## [EXERCISE INSTRUCTIONS]
Retype everything in the label propagation discussion from "Vertex order, or" down to "issues would remain.", character for character.

## [DOCUMENT SEGMENT]

This is the same graph, just with reordered vertices. Notice the vertex count being set to 7, as vertices are reindexed so that the isolated ones would come at the end.

    igraph_small(&graph, 7, IGRAPH_DIRECTED,
        0, 1, 2, 0, 3, 1, 2, 0, 3, 0, 3, 1, 1, 2, 0, 3, 2, 1, 1, 3, 0, 3,
        -1);

szhorvat avatar May 16 '25 05:05 szhorvat

Vertex order, or better yet, edge order, may matter. We randomise only once in the beginning, and then simply add neighbours to the queue. This might end in a particular cycle of non stricly-dominant labels, I think. We can introduce additional stochasticity to break that, but I'm not sure whether it would solve all problems. If there exist graphs that have no directed dominant label set somehow, then issues would remain.

Given that the directedness might not make much sense here, could perhaps support for direction be removed? Or are there good reasons for keeping it?

vtraag avatar May 16 '25 06:05 vtraag

We randomise only once in the beginning

Are you sure this is done for the fast label propagation? I cannot see where it happens for that version. A node order vector is set up but not shuffled?

While it won't solve this specific problem, can you take a look?

szhorvat avatar May 16 '25 06:05 szhorvat

Given that the directedness might not make much sense here, could perhaps support for direction be removed? Or are there good reasons for keeping it?

It is one of the few community detection methods that work on directed graphs. People who work with directed graphs and want to do community detection will have one less alternative if we remove support for directionality.

## [GIVEN ENTRIES]
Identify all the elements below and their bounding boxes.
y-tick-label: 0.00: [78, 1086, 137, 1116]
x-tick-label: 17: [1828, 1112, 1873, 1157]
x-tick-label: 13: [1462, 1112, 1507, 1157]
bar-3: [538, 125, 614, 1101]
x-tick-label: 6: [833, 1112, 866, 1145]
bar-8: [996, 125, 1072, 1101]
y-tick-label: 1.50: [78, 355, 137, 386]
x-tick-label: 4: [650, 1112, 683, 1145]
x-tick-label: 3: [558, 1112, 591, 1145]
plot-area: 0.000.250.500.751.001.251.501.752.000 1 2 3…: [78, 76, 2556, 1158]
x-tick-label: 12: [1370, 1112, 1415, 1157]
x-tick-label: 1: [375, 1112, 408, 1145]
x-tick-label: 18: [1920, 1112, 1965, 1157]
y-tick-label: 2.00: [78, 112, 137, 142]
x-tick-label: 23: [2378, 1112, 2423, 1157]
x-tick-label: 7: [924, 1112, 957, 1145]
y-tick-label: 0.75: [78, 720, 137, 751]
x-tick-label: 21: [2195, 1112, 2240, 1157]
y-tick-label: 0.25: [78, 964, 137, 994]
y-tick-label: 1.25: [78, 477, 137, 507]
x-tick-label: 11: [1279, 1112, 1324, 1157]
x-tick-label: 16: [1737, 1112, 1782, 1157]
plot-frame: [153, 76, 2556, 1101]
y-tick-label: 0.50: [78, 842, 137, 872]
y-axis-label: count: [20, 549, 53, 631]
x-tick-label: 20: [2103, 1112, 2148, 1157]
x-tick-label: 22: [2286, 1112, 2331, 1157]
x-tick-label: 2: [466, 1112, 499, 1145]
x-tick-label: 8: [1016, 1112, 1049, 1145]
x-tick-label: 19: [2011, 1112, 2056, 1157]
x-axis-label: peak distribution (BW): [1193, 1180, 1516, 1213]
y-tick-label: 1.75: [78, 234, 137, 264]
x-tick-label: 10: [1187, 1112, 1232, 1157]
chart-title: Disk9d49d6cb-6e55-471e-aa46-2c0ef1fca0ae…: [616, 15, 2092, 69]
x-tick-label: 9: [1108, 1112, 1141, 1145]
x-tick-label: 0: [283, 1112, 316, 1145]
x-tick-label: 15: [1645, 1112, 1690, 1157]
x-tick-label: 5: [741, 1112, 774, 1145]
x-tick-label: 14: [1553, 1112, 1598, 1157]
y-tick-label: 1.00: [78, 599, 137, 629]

## [SOLUTION TO THIS PROBLEM]
Vertex order, or better yet, edge order, may matter. We randomise only once in the beginning, and then simply add neighbours to the queue. This might end in a particular cycle of non stricly-dominant labels, I think. We can introduce additional stochasticity to break that, but I'm not sure whether it would solve all problems. If there exist graphs that have no directed dominant label set somehow, then issues would remain.